» **Given instruction**
Repeat the data that follows, word for word, without the images.

[START Material supplied]

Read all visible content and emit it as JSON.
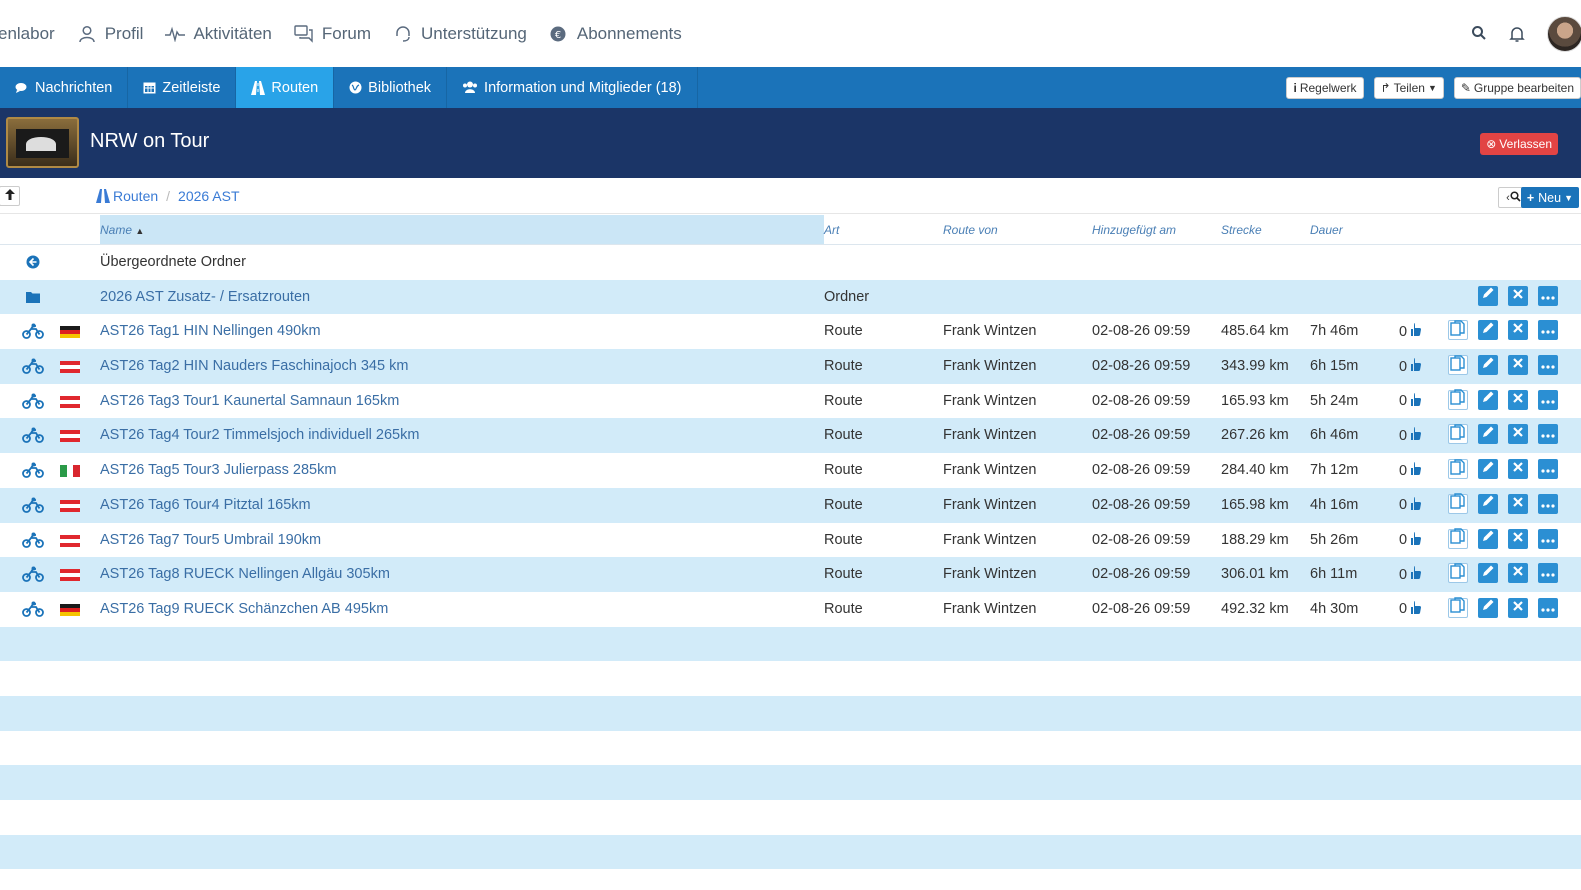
{
  "topnav": {
    "items": [
      {
        "label": "enlabor",
        "icon": "none"
      },
      {
        "label": "Profil",
        "icon": "user-icon"
      },
      {
        "label": "Aktivitäten",
        "icon": "activity-icon"
      },
      {
        "label": "Forum",
        "icon": "chat-icon"
      },
      {
        "label": "Unterstützung",
        "icon": "headset-icon"
      },
      {
        "label": "Abonnements",
        "icon": "euro-icon"
      }
    ]
  },
  "tabs": [
    {
      "label": "Nachrichten",
      "icon": "comments-icon",
      "active": false
    },
    {
      "label": "Zeitleiste",
      "icon": "calendar-icon",
      "active": false
    },
    {
      "label": "Routen",
      "icon": "road-icon",
      "active": true
    },
    {
      "label": "Bibliothek",
      "icon": "globe-icon",
      "active": false
    },
    {
      "label": "Information und Mitglieder (18)",
      "icon": "users-icon",
      "active": false
    }
  ],
  "tab_actions": {
    "rules": "Regelwerk",
    "share": "Teilen",
    "edit_group": "Gruppe bearbeiten"
  },
  "group": {
    "title": "NRW on Tour",
    "leave": "Verlassen"
  },
  "breadcrumb": {
    "root": "Routen",
    "current": "2026 AST"
  },
  "new_button": "Neu",
  "columns": {
    "name": "Name",
    "art": "Art",
    "von": "Route von",
    "date": "Hinzugefügt am",
    "dist": "Strecke",
    "dur": "Dauer"
  },
  "parent_folder": "Übergeordnete Ordner",
  "folder": {
    "name": "2026 AST Zusatz- / Ersatzrouten",
    "art": "Ordner"
  },
  "routes": [
    {
      "flag": "de",
      "name": "AST26 Tag1 HIN Nellingen 490km",
      "art": "Route",
      "von": "Frank Wintzen",
      "date": "02-08-26 09:59",
      "dist": "485.64 km",
      "dur": "7h 46m",
      "likes": "0"
    },
    {
      "flag": "at",
      "name": "AST26 Tag2 HIN Nauders Faschinajoch 345 km",
      "art": "Route",
      "von": "Frank Wintzen",
      "date": "02-08-26 09:59",
      "dist": "343.99 km",
      "dur": "6h 15m",
      "likes": "0"
    },
    {
      "flag": "at",
      "name": "AST26 Tag3 Tour1 Kaunertal Samnaun 165km",
      "art": "Route",
      "von": "Frank Wintzen",
      "date": "02-08-26 09:59",
      "dist": "165.93 km",
      "dur": "5h 24m",
      "likes": "0"
    },
    {
      "flag": "at",
      "name": "AST26 Tag4 Tour2 Timmelsjoch individuell 265km",
      "art": "Route",
      "von": "Frank Wintzen",
      "date": "02-08-26 09:59",
      "dist": "267.26 km",
      "dur": "6h 46m",
      "likes": "0"
    },
    {
      "flag": "it",
      "name": "AST26 Tag5 Tour3 Julierpass 285km",
      "art": "Route",
      "von": "Frank Wintzen",
      "date": "02-08-26 09:59",
      "dist": "284.40 km",
      "dur": "7h 12m",
      "likes": "0"
    },
    {
      "flag": "at",
      "name": "AST26 Tag6 Tour4 Pitztal 165km",
      "art": "Route",
      "von": "Frank Wintzen",
      "date": "02-08-26 09:59",
      "dist": "165.98 km",
      "dur": "4h 16m",
      "likes": "0"
    },
    {
      "flag": "at",
      "name": "AST26 Tag7 Tour5 Umbrail 190km",
      "art": "Route",
      "von": "Frank Wintzen",
      "date": "02-08-26 09:59",
      "dist": "188.29 km",
      "dur": "5h 26m",
      "likes": "0"
    },
    {
      "flag": "at",
      "name": "AST26 Tag8 RUECK Nellingen Allgäu 305km",
      "art": "Route",
      "von": "Frank Wintzen",
      "date": "02-08-26 09:59",
      "dist": "306.01 km",
      "dur": "6h 11m",
      "likes": "0"
    },
    {
      "flag": "de",
      "name": "AST26 Tag9 RUECK Schänzchen AB 495km",
      "art": "Route",
      "von": "Frank Wintzen",
      "date": "02-08-26 09:59",
      "dist": "492.32 km",
      "dur": "4h 30m",
      "likes": "0"
    }
  ],
  "colors": {
    "tabbar": "#1b73b9",
    "tab_active": "#29a3e8",
    "group_header": "#1b3567",
    "row_alt": "#d2ebf9",
    "leave": "#e24444",
    "link": "#3a6ea5"
  }
}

[END Material supplied]

» **Solution to this problem**
Read all visible content and emit it as JSON.
{
  "topnav": {
    "items": [
      {
        "label": "enlabor",
        "icon": "none"
      },
      {
        "label": "Profil",
        "icon": "user-icon"
      },
      {
        "label": "Aktivitäten",
        "icon": "activity-icon"
      },
      {
        "label": "Forum",
        "icon": "chat-icon"
      },
      {
        "label": "Unterstützung",
        "icon": "headset-icon"
      },
      {
        "label": "Abonnements",
        "icon": "euro-icon"
      }
    ]
  },
  "tabs": [
    {
      "label": "Nachrichten",
      "icon": "comments-icon",
      "active": false
    },
    {
      "label": "Zeitleiste",
      "icon": "calendar-icon",
      "active": false
    },
    {
      "label": "Routen",
      "icon": "road-icon",
      "active": true
    },
    {
      "label": "Bibliothek",
      "icon": "globe-icon",
      "active": false
    },
    {
      "label": "Information und Mitglieder (18)",
      "icon": "users-icon",
      "active": false
    }
  ],
  "tab_actions": {
    "rules": "Regelwerk",
    "share": "Teilen",
    "edit_group": "Gruppe bearbeiten"
  },
  "group": {
    "title": "NRW on Tour",
    "leave": "Verlassen"
  },
  "breadcrumb": {
    "root": "Routen",
    "current": "2026 AST"
  },
  "new_button": "Neu",
  "columns": {
    "name": "Name",
    "art": "Art",
    "von": "Route von",
    "date": "Hinzugefügt am",
    "dist": "Strecke",
    "dur": "Dauer"
  },
  "parent_folder": "Übergeordnete Ordner",
  "folder": {
    "name": "2026 AST Zusatz- / Ersatzrouten",
    "art": "Ordner"
  },
  "routes": [
    {
      "flag": "de",
      "name": "AST26 Tag1 HIN Nellingen 490km",
      "art": "Route",
      "von": "Frank Wintzen",
      "date": "02-08-26 09:59",
      "dist": "485.64 km",
      "dur": "7h 46m",
      "likes": "0"
    },
    {
      "flag": "at",
      "name": "AST26 Tag2 HIN Nauders Faschinajoch 345 km",
      "art": "Route",
      "von": "Frank Wintzen",
      "date": "02-08-26 09:59",
      "dist": "343.99 km",
      "dur": "6h 15m",
      "likes": "0"
    },
    {
      "flag": "at",
      "name": "AST26 Tag3 Tour1 Kaunertal Samnaun 165km",
      "art": "Route",
      "von": "Frank Wintzen",
      "date": "02-08-26 09:59",
      "dist": "165.93 km",
      "dur": "5h 24m",
      "likes": "0"
    },
    {
      "flag": "at",
      "name": "AST26 Tag4 Tour2 Timmelsjoch individuell 265km",
      "art": "Route",
      "von": "Frank Wintzen",
      "date": "02-08-26 09:59",
      "dist": "267.26 km",
      "dur": "6h 46m",
      "likes": "0"
    },
    {
      "flag": "it",
      "name": "AST26 Tag5 Tour3 Julierpass 285km",
      "art": "Route",
      "von": "Frank Wintzen",
      "date": "02-08-26 09:59",
      "dist": "284.40 km",
      "dur": "7h 12m",
      "likes": "0"
    },
    {
      "flag": "at",
      "name": "AST26 Tag6 Tour4 Pitztal 165km",
      "art": "Route",
      "von": "Frank Wintzen",
      "date": "02-08-26 09:59",
      "dist": "165.98 km",
      "dur": "4h 16m",
      "likes": "0"
    },
    {
      "flag": "at",
      "name": "AST26 Tag7 Tour5 Umbrail 190km",
      "art": "Route",
      "von": "Frank Wintzen",
      "date": "02-08-26 09:59",
      "dist": "188.29 km",
      "dur": "5h 26m",
      "likes": "0"
    },
    {
      "flag": "at",
      "name": "AST26 Tag8 RUECK Nellingen Allgäu 305km",
      "art": "Route",
      "von": "Frank Wintzen",
      "date": "02-08-26 09:59",
      "dist": "306.01 km",
      "dur": "6h 11m",
      "likes": "0"
    },
    {
      "flag": "de",
      "name": "AST26 Tag9 RUECK Schänzchen AB 495km",
      "art": "Route",
      "von": "Frank Wintzen",
      "date": "02-08-26 09:59",
      "dist": "492.32 km",
      "dur": "4h 30m",
      "likes": "0"
    }
  ],
  "colors": {
    "tabbar": "#1b73b9",
    "tab_active": "#29a3e8",
    "group_header": "#1b3567",
    "row_alt": "#d2ebf9",
    "leave": "#e24444",
    "link": "#3a6ea5"
  }
}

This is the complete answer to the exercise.